Your goal: Lift out each line of the data that holds "Self".

Data listing:

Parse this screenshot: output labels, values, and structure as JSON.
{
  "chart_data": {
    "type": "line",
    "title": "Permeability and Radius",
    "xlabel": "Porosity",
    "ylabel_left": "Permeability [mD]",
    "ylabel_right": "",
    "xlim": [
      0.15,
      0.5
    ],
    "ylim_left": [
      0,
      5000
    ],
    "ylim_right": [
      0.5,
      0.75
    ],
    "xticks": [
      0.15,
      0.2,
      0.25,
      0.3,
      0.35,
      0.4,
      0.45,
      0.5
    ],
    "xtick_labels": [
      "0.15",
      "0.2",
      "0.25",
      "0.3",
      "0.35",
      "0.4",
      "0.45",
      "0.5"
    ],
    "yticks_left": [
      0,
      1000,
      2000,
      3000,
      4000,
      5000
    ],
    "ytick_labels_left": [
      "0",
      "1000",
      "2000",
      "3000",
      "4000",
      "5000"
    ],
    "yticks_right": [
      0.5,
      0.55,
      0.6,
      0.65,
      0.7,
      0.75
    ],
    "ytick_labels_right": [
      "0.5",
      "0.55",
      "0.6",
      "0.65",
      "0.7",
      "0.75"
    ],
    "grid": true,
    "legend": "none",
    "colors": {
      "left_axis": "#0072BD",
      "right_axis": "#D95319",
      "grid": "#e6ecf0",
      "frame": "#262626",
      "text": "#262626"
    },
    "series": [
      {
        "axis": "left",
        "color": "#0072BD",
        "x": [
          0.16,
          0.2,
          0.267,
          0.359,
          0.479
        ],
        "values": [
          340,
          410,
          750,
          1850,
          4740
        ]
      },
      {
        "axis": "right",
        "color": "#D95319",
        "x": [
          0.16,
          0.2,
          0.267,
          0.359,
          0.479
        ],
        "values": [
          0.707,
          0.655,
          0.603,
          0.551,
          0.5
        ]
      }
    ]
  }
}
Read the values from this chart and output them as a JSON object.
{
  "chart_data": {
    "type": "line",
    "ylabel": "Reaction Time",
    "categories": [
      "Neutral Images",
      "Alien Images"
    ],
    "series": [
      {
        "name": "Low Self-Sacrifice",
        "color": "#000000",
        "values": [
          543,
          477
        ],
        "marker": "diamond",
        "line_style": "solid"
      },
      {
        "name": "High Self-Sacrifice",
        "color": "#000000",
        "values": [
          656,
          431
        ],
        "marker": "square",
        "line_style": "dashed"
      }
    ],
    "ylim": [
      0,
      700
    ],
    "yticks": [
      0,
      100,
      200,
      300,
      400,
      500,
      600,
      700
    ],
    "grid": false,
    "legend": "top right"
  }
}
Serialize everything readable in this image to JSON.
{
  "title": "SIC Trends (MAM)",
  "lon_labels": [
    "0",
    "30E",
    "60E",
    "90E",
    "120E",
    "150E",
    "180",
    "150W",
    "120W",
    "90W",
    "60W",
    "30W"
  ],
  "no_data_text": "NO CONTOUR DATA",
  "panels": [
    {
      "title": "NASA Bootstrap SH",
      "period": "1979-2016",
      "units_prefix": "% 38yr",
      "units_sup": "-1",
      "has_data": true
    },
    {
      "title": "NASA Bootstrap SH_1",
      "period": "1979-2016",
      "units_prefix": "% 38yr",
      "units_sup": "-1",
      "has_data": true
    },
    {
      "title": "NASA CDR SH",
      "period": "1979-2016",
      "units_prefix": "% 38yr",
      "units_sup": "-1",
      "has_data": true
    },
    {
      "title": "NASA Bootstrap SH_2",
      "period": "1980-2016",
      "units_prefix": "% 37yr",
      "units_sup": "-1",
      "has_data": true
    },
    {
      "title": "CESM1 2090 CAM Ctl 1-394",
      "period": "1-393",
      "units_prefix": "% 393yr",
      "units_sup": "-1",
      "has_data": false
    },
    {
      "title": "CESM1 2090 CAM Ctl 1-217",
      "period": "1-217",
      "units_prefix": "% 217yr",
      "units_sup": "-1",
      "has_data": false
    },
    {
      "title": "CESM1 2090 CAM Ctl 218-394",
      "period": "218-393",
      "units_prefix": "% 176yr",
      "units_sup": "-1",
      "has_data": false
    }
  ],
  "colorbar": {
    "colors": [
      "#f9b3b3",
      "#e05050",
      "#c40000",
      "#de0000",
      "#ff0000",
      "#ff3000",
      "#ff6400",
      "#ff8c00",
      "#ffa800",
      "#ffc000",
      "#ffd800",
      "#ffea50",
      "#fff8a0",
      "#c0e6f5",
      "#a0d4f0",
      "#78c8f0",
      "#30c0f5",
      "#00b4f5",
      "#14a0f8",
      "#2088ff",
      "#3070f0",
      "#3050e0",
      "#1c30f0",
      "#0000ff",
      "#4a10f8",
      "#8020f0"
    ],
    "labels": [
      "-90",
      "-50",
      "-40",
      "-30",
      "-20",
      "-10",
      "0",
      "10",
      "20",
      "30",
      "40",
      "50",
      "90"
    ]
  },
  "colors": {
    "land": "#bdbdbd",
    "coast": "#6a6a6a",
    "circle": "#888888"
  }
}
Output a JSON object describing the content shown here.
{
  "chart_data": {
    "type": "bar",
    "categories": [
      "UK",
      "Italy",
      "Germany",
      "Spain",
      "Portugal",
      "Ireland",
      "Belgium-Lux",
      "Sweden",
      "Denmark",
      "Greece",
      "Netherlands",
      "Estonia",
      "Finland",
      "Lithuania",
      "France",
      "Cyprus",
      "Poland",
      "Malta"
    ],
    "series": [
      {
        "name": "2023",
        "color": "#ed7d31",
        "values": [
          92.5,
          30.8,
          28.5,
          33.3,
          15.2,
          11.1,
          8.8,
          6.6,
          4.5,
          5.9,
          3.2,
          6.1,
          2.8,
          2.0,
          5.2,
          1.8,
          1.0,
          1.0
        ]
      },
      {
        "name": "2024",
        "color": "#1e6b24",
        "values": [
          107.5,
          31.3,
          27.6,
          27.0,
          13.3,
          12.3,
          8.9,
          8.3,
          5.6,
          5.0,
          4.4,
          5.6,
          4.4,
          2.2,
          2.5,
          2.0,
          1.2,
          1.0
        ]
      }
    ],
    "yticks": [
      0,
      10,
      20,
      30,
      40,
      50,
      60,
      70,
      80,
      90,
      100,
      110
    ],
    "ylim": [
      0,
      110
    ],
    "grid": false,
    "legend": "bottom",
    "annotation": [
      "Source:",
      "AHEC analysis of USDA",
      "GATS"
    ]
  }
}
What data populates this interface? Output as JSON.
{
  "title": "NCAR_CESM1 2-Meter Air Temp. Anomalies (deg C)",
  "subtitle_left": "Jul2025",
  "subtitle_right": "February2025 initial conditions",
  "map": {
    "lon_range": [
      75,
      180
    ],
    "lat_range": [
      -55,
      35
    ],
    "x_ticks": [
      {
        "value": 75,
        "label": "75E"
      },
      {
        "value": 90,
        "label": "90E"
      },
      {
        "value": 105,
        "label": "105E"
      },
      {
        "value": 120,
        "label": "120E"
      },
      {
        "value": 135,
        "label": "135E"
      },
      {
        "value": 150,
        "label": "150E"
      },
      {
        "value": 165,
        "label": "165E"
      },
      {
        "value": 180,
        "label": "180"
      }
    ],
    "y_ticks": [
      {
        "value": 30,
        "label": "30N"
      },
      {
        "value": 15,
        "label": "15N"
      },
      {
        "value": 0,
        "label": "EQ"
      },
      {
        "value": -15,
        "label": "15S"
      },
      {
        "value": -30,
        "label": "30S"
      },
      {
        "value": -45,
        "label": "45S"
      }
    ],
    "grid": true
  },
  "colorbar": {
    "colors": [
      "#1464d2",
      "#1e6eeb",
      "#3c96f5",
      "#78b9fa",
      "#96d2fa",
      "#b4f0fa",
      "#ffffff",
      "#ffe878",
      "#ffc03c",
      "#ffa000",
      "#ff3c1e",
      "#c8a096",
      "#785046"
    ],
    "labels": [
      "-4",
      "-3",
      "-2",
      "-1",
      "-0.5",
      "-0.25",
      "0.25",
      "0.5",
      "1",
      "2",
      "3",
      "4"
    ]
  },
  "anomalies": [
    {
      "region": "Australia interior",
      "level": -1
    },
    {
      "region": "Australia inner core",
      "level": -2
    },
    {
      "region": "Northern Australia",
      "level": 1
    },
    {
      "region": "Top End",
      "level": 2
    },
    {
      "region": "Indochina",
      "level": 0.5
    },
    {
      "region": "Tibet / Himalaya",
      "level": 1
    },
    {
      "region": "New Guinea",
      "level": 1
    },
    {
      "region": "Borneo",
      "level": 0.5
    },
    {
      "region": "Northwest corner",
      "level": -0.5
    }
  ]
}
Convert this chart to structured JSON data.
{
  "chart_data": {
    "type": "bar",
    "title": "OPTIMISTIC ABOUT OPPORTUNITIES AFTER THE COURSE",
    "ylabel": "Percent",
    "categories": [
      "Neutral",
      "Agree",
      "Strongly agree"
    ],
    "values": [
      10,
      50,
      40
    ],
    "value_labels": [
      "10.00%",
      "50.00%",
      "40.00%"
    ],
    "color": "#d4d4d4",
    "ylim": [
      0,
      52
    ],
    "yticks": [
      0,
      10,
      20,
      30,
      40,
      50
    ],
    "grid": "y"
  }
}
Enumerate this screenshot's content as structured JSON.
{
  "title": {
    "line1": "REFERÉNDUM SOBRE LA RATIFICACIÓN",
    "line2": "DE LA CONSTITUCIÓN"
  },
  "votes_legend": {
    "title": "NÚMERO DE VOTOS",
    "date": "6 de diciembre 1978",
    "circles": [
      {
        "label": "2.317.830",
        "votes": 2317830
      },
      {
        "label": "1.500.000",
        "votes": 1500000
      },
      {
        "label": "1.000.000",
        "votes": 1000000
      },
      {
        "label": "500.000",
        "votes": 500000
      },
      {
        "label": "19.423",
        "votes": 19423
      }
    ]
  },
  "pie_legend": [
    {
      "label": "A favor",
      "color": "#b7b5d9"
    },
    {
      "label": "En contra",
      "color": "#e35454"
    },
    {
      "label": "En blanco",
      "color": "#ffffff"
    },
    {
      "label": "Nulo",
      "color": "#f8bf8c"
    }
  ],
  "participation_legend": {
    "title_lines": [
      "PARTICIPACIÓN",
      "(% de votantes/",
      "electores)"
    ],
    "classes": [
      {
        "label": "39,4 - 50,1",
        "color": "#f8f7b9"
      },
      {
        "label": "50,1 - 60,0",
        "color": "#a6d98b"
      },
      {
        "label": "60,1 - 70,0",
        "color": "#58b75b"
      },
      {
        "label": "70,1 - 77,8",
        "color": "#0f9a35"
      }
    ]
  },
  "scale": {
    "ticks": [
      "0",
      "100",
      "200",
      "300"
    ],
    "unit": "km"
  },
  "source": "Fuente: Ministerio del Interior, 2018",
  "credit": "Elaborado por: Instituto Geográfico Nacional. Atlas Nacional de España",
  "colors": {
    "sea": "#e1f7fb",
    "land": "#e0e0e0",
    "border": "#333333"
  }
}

Finished answer:
        "name": "Low Self-Sacrifice",
        "name": "High Self-Sacrifice",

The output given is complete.